Copy the rows from the very first line through the line with "- iowa-scd-label: SCD: [182, 7, 224, 28]", renaming every "x-tick-label" to "x-axis-label" and leaving everything else as it is.
=== Material for this task ===
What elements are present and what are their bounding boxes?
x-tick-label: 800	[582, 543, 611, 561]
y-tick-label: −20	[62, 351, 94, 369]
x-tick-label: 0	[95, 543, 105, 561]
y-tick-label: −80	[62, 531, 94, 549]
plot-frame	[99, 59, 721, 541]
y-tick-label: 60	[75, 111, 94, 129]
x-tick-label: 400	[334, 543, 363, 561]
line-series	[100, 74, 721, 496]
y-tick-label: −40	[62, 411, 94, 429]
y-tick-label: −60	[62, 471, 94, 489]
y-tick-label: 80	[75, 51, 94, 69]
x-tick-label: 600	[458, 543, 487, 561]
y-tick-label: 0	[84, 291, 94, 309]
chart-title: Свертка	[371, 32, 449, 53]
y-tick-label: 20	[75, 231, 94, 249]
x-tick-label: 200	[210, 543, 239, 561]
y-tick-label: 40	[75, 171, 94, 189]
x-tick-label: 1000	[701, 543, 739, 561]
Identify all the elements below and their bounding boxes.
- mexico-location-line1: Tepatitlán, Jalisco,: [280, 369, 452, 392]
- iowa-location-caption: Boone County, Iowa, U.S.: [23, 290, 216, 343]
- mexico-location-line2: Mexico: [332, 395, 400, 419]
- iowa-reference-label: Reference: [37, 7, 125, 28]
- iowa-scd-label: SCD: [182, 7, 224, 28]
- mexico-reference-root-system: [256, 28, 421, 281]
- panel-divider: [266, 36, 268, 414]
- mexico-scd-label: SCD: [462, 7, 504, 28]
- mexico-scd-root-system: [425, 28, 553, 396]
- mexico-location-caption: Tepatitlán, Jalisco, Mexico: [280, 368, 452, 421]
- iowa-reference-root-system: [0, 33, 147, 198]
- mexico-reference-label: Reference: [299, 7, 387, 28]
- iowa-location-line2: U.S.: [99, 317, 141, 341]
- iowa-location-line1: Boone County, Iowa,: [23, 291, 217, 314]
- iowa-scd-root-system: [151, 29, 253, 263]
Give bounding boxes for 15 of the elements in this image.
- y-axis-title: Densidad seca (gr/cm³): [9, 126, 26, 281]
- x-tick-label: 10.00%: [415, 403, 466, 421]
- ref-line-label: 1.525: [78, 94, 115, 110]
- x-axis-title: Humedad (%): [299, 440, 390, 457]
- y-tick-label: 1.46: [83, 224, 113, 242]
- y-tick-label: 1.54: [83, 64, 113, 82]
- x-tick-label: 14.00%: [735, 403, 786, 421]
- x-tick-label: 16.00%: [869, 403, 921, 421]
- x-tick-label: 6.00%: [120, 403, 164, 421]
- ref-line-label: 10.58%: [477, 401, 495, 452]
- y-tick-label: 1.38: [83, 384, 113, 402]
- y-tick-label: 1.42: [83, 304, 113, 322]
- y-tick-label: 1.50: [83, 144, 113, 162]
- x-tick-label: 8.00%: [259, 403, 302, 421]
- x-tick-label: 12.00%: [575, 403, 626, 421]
===
Response for this exercise »
What elements are present and what are their bounding boxes?
x-axis-label: 800	[582, 543, 611, 561]
y-tick-label: −20	[62, 351, 94, 369]
x-axis-label: 0	[95, 543, 105, 561]
y-tick-label: −80	[62, 531, 94, 549]
plot-frame	[99, 59, 721, 541]
y-tick-label: 60	[75, 111, 94, 129]
x-axis-label: 400	[334, 543, 363, 561]
line-series	[100, 74, 721, 496]
y-tick-label: −40	[62, 411, 94, 429]
y-tick-label: −60	[62, 471, 94, 489]
y-tick-label: 80	[75, 51, 94, 69]
x-axis-label: 600	[458, 543, 487, 561]
y-tick-label: 0	[84, 291, 94, 309]
chart-title: Свертка	[371, 32, 449, 53]
y-tick-label: 20	[75, 231, 94, 249]
x-axis-label: 200	[210, 543, 239, 561]
y-tick-label: 40	[75, 171, 94, 189]
x-axis-label: 1000	[701, 543, 739, 561]
Identify all the elements below and their bounding boxes.
- mexico-location-line1: Tepatitlán, Jalisco,: [280, 369, 452, 392]
- iowa-location-caption: Boone County, Iowa, U.S.: [23, 290, 216, 343]
- mexico-location-line2: Mexico: [332, 395, 400, 419]
- iowa-reference-label: Reference: [37, 7, 125, 28]
- iowa-scd-label: SCD: [182, 7, 224, 28]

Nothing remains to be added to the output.